◆ **Aim of the exercise**
Quote the whole listing verbatim.

------------------------------

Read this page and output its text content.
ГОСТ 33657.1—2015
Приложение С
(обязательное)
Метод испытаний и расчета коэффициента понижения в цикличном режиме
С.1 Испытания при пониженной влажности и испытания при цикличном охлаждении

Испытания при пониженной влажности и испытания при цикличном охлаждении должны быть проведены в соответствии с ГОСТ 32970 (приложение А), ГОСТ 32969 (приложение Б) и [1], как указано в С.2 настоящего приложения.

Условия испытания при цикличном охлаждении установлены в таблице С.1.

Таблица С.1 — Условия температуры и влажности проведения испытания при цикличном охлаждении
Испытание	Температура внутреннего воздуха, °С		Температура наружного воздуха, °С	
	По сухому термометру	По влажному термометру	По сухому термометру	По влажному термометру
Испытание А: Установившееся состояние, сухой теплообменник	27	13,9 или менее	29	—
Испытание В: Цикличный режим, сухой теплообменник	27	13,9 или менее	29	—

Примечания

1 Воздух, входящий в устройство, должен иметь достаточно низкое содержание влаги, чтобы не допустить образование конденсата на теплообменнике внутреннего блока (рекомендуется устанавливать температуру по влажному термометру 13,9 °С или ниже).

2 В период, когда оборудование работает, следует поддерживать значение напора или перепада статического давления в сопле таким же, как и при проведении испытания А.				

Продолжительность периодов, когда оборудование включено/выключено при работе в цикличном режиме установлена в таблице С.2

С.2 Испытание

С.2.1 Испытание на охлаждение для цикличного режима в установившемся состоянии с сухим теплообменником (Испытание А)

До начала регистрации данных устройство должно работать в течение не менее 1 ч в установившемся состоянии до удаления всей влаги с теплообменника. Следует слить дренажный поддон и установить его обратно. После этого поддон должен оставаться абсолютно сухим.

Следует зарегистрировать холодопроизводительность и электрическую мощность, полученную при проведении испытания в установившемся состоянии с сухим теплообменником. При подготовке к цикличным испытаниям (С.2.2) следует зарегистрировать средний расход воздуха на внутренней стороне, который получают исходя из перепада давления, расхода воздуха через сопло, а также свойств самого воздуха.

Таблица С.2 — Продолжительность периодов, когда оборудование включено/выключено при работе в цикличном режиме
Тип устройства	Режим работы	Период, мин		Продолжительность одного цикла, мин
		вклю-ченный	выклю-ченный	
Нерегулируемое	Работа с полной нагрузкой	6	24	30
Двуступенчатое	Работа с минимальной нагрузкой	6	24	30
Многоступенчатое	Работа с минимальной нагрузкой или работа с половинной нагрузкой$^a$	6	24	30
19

------------------------------

◆ **Answer to this task**
Read this page and output its text content.
ГОСТ 33657.1—2015
Приложение С
(обязательное)
Метод испытаний и расчета коэффициента понижения в цикличном режиме
С.1 Испытания при пониженной влажности и испытания при цикличном охлаждении

Испытания при пониженной влажности и испытания при цикличном охлаждении должны быть проведены в соответствии с ГОСТ 32970 (приложение А), ГОСТ 32969 (приложение Б) и [1], как указано в С.2 настоящего приложения.

Условия испытания при цикличном охлаждении установлены в таблице С.1.

Таблица С.1 — Условия температуры и влажности проведения испытания при цикличном охлаждении
Испытание	Температура внутреннего воздуха, °С		Температура наружного воздуха, °С	
	По сухому термометру	По влажному термометру	По сухому термометру	По влажному термометру
Испытание А: Установившееся состояние, сухой теплообменник	27	13,9 или менее	29	—
Испытание В: Цикличный режим, сухой теплообменник	27	13,9 или менее	29	—

Примечания

1 Воздух, входящий в устройство, должен иметь достаточно низкое содержание влаги, чтобы не допустить образование конденсата на теплообменнике внутреннего блока (рекомендуется устанавливать температуру по влажному термометру 13,9 °С или ниже).

2 В период, когда оборудование работает, следует поддерживать значение напора или перепада статического давления в сопле таким же, как и при проведении испытания А.				

Продолжительность периодов, когда оборудование включено/выключено при работе в цикличном режиме установлена в таблице С.2

С.2 Испытание

С.2.1 Испытание на охлаждение для цикличного режима в установившемся состоянии с сухим теплообменником (Испытание А)

До начала регистрации данных устройство должно работать в течение не менее 1 ч в установившемся состоянии до удаления всей влаги с теплообменника. Следует слить дренажный поддон и установить его обратно. После этого поддон должен оставаться абсолютно сухим.

Следует зарегистрировать холодопроизводительность и электрическую мощность, полученную при проведении испытания в установившемся состоянии с сухим теплообменником. При подготовке к цикличным испытаниям (С.2.2) следует зарегистрировать средний расход воздуха на внутренней стороне, который получают исходя из перепада давления, расхода воздуха через сопло, а также свойств самого воздуха.

Таблица С.2 — Продолжительность периодов, когда оборудование включено/выключено при работе в цикличном режиме
Тип устройства	Режим работы	Период, мин		Продолжительность одного цикла, мин
		вклю-ченный	выклю-ченный	
Нерегулируемое	Работа с полной нагрузкой	6	24	30
Двуступенчатое	Работа с минимальной нагрузкой	6	24	30
Многоступенчатое	Работа с минимальной нагрузкой или работа с половинной нагрузкой$^a$	6	24	30
19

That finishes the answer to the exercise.